[Data records]

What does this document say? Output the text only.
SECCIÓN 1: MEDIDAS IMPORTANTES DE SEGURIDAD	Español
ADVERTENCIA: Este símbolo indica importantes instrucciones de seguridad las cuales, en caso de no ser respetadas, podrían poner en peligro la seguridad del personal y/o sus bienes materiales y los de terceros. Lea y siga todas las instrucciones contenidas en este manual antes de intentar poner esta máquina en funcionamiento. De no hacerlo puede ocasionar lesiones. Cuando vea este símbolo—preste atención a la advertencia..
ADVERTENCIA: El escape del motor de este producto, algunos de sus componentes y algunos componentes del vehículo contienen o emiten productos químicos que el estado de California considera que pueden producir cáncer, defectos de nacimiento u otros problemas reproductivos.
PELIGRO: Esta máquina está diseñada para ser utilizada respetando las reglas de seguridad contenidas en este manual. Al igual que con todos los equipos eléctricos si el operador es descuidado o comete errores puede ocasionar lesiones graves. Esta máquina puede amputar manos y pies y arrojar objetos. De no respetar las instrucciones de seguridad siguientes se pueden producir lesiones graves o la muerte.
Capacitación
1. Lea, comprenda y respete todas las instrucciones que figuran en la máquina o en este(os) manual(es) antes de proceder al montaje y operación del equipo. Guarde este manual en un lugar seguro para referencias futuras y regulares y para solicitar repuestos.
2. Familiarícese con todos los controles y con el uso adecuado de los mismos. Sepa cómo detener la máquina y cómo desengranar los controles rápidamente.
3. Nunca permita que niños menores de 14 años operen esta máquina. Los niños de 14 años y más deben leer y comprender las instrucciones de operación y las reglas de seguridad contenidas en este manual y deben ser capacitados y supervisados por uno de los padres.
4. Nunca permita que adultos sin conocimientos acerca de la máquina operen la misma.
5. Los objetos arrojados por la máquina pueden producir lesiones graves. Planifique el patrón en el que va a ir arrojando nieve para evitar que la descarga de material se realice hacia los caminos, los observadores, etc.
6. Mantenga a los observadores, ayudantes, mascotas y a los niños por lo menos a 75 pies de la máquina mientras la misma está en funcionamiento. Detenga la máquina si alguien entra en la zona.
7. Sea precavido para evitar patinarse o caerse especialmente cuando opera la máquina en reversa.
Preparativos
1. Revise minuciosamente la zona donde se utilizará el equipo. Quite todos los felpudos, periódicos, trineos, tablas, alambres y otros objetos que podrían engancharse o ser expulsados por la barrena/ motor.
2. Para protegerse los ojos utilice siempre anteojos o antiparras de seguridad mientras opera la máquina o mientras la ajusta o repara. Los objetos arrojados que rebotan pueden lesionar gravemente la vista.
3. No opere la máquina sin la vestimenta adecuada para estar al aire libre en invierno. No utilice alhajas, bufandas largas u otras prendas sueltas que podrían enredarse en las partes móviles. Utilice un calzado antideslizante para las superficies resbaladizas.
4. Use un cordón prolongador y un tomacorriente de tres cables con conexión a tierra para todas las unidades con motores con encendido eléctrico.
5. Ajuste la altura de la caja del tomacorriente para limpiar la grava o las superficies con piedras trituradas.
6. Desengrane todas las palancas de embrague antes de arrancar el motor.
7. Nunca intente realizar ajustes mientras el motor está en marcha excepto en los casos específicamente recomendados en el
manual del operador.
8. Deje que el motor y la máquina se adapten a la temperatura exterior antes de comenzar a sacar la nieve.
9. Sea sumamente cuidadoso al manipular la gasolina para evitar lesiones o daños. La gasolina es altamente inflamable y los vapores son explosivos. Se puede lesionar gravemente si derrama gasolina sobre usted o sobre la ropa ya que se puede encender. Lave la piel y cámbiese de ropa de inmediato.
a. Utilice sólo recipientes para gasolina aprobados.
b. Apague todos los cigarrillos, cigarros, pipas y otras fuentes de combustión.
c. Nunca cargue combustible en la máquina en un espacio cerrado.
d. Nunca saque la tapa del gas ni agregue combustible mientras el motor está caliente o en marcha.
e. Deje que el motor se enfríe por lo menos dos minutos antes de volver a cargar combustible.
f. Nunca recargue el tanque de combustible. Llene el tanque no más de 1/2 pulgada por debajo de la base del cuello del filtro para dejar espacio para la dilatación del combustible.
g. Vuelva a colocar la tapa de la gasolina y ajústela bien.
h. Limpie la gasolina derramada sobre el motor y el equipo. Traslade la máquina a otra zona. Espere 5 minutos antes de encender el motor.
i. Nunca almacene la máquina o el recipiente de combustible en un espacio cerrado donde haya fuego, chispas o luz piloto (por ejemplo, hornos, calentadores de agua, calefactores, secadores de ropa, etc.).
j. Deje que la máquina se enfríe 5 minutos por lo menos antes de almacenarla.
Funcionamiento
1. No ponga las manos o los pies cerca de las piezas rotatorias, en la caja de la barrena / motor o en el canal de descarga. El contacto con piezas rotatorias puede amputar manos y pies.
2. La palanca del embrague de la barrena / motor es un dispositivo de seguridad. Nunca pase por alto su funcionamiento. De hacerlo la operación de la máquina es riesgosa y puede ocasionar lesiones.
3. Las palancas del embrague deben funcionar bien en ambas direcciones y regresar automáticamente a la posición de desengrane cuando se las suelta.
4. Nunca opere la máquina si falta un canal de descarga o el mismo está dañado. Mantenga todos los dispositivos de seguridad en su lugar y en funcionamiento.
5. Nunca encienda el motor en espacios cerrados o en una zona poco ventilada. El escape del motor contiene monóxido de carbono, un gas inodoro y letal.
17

Objective
Write out the entries in full, exactly as given.

Output of the task
What does this document say? Output the text only.
SECCIÓN 1: MEDIDAS IMPORTANTES DE SEGURIDAD	Español
ADVERTENCIA: Este símbolo indica importantes instrucciones de seguridad las cuales, en caso de no ser respetadas, podrían poner en peligro la seguridad del personal y/o sus bienes materiales y los de terceros. Lea y siga todas las instrucciones contenidas en este manual antes de intentar poner esta máquina en funcionamiento. De no hacerlo puede ocasionar lesiones. Cuando vea este símbolo—preste atención a la advertencia..
ADVERTENCIA: El escape del motor de este producto, algunos de sus componentes y algunos componentes del vehículo contienen o emiten productos químicos que el estado de California considera que pueden producir cáncer, defectos de nacimiento u otros problemas reproductivos.
PELIGRO: Esta máquina está diseñada para ser utilizada respetando las reglas de seguridad contenidas en este manual. Al igual que con todos los equipos eléctricos si el operador es descuidado o comete errores puede ocasionar lesiones graves. Esta máquina puede amputar manos y pies y arrojar objetos. De no respetar las instrucciones de seguridad siguientes se pueden producir lesiones graves o la muerte.
Capacitación
1. Lea, comprenda y respete todas las instrucciones que figuran en la máquina o en este(os) manual(es) antes de proceder al montaje y operación del equipo. Guarde este manual en un lugar seguro para referencias futuras y regulares y para solicitar repuestos.
2. Familiarícese con todos los controles y con el uso adecuado de los mismos. Sepa cómo detener la máquina y cómo desengranar los controles rápidamente.
3. Nunca permita que niños menores de 14 años operen esta máquina. Los niños de 14 años y más deben leer y comprender las instrucciones de operación y las reglas de seguridad contenidas en este manual y deben ser capacitados y supervisados por uno de los padres.
4. Nunca permita que adultos sin conocimientos acerca de la máquina operen la misma.
5. Los objetos arrojados por la máquina pueden producir lesiones graves. Planifique el patrón en el que va a ir arrojando nieve para evitar que la descarga de material se realice hacia los caminos, los observadores, etc.
6. Mantenga a los observadores, ayudantes, mascotas y a los niños por lo menos a 75 pies de la máquina mientras la misma está en funcionamiento. Detenga la máquina si alguien entra en la zona.
7. Sea precavido para evitar patinarse o caerse especialmente cuando opera la máquina en reversa.
Preparativos
1. Revise minuciosamente la zona donde se utilizará el equipo. Quite todos los felpudos, periódicos, trineos, tablas, alambres y otros objetos que podrían engancharse o ser expulsados por la barrena/ motor.
2. Para protegerse los ojos utilice siempre anteojos o antiparras de seguridad mientras opera la máquina o mientras la ajusta o repara. Los objetos arrojados que rebotan pueden lesionar gravemente la vista.
3. No opere la máquina sin la vestimenta adecuada para estar al aire libre en invierno. No utilice alhajas, bufandas largas u otras prendas sueltas que podrían enredarse en las partes móviles. Utilice un calzado antideslizante para las superficies resbaladizas.
4. Use un cordón prolongador y un tomacorriente de tres cables con conexión a tierra para todas las unidades con motores con encendido eléctrico.
5. Ajuste la altura de la caja del tomacorriente para limpiar la grava o las superficies con piedras trituradas.
6. Desengrane todas las palancas de embrague antes de arrancar el motor.
7. Nunca intente realizar ajustes mientras el motor está en marcha excepto en los casos específicamente recomendados en el
manual del operador.
8. Deje que el motor y la máquina se adapten a la temperatura exterior antes de comenzar a sacar la nieve.
9. Sea sumamente cuidadoso al manipular la gasolina para evitar lesiones o daños. La gasolina es altamente inflamable y los vapores son explosivos. Se puede lesionar gravemente si derrama gasolina sobre usted o sobre la ropa ya que se puede encender. Lave la piel y cámbiese de ropa de inmediato.
a. Utilice sólo recipientes para gasolina aprobados.
b. Apague todos los cigarrillos, cigarros, pipas y otras fuentes de combustión.
c. Nunca cargue combustible en la máquina en un espacio cerrado.
d. Nunca saque la tapa del gas ni agregue combustible mientras el motor está caliente o en marcha.
e. Deje que el motor se enfríe por lo menos dos minutos antes de volver a cargar combustible.
f. Nunca recargue el tanque de combustible. Llene el tanque no más de 1/2 pulgada por debajo de la base del cuello del filtro para dejar espacio para la dilatación del combustible.
g. Vuelva a colocar la tapa de la gasolina y ajústela bien.
h. Limpie la gasolina derramada sobre el motor y el equipo. Traslade la máquina a otra zona. Espere 5 minutos antes de encender el motor.
i. Nunca almacene la máquina o el recipiente de combustible en un espacio cerrado donde haya fuego, chispas o luz piloto (por ejemplo, hornos, calentadores de agua, calefactores, secadores de ropa, etc.).
j. Deje que la máquina se enfríe 5 minutos por lo menos antes de almacenarla.
Funcionamiento
1. No ponga las manos o los pies cerca de las piezas rotatorias, en la caja de la barrena / motor o en el canal de descarga. El contacto con piezas rotatorias puede amputar manos y pies.
2. La palanca del embrague de la barrena / motor es un dispositivo de seguridad. Nunca pase por alto su funcionamiento. De hacerlo la operación de la máquina es riesgosa y puede ocasionar lesiones.
3. Las palancas del embrague deben funcionar bien en ambas direcciones y regresar automáticamente a la posición de desengrane cuando se las suelta.
4. Nunca opere la máquina si falta un canal de descarga o el mismo está dañado. Mantenga todos los dispositivos de seguridad en su lugar y en funcionamiento.
5. Nunca encienda el motor en espacios cerrados o en una zona poco ventilada. El escape del motor contiene monóxido de carbono, un gas inodoro y letal.
17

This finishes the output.